Exercise materials
——
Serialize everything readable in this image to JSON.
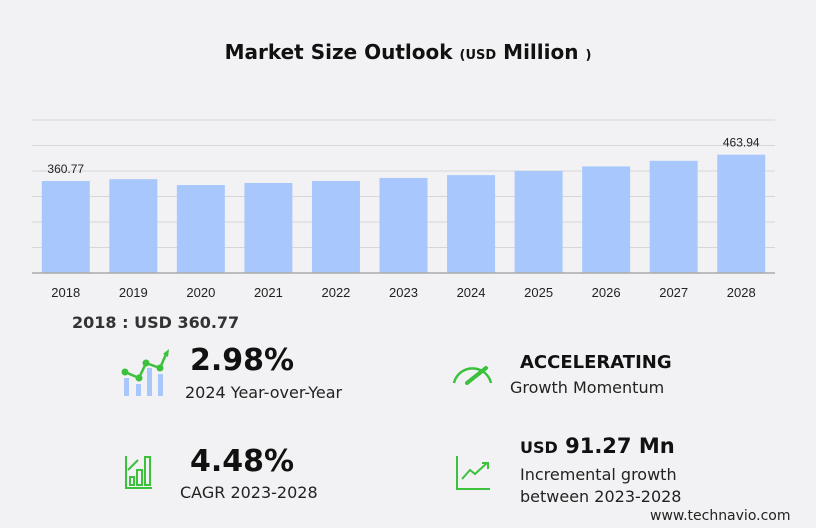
{
  "chart_data": {
    "type": "bar",
    "title": "Market Size Outlook",
    "unit_prefix": "USD",
    "unit": "Million",
    "categories": [
      "2018",
      "2019",
      "2020",
      "2021",
      "2022",
      "2023",
      "2024",
      "2025",
      "2026",
      "2027",
      "2028"
    ],
    "values": [
      360.77,
      368,
      345,
      353,
      361,
      372.67,
      383.8,
      400,
      418,
      440,
      463.94
    ],
    "data_labels": {
      "0": "360.77",
      "10": "463.94"
    },
    "ylim": [
      0,
      600
    ],
    "grid": true,
    "color": "#a8c8fd"
  },
  "summary": {
    "base": "2018 : USD  360.77",
    "yoy_value": "2.98%",
    "yoy_label": "2024 Year-over-Year",
    "momentum_value": "ACCELERATING",
    "momentum_label": "Growth Momentum",
    "cagr_value": "4.48%",
    "cagr_label": "CAGR 2023-2028",
    "incr_prefix": "USD",
    "incr_value": "91.27 Mn",
    "incr_label1": "Incremental growth",
    "incr_label2": "between 2023-2028"
  },
  "footer": "www.technavio.com"
}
——
Instructions to follow
Could you reproduce every record above exactly, leaving out the pictures?

Full output
Serialize everything readable in this image to JSON.
{
  "chart_data": {
    "type": "bar",
    "title": "Market Size Outlook",
    "unit_prefix": "USD",
    "unit": "Million",
    "categories": [
      "2018",
      "2019",
      "2020",
      "2021",
      "2022",
      "2023",
      "2024",
      "2025",
      "2026",
      "2027",
      "2028"
    ],
    "values": [
      360.77,
      368,
      345,
      353,
      361,
      372.67,
      383.8,
      400,
      418,
      440,
      463.94
    ],
    "data_labels": {
      "0": "360.77",
      "10": "463.94"
    },
    "ylim": [
      0,
      600
    ],
    "grid": true,
    "color": "#a8c8fd"
  },
  "summary": {
    "base": "2018 : USD  360.77",
    "yoy_value": "2.98%",
    "yoy_label": "2024 Year-over-Year",
    "momentum_value": "ACCELERATING",
    "momentum_label": "Growth Momentum",
    "cagr_value": "4.48%",
    "cagr_label": "CAGR 2023-2028",
    "incr_prefix": "USD",
    "incr_value": "91.27 Mn",
    "incr_label1": "Incremental growth",
    "incr_label2": "between 2023-2028"
  },
  "footer": "www.technavio.com"
}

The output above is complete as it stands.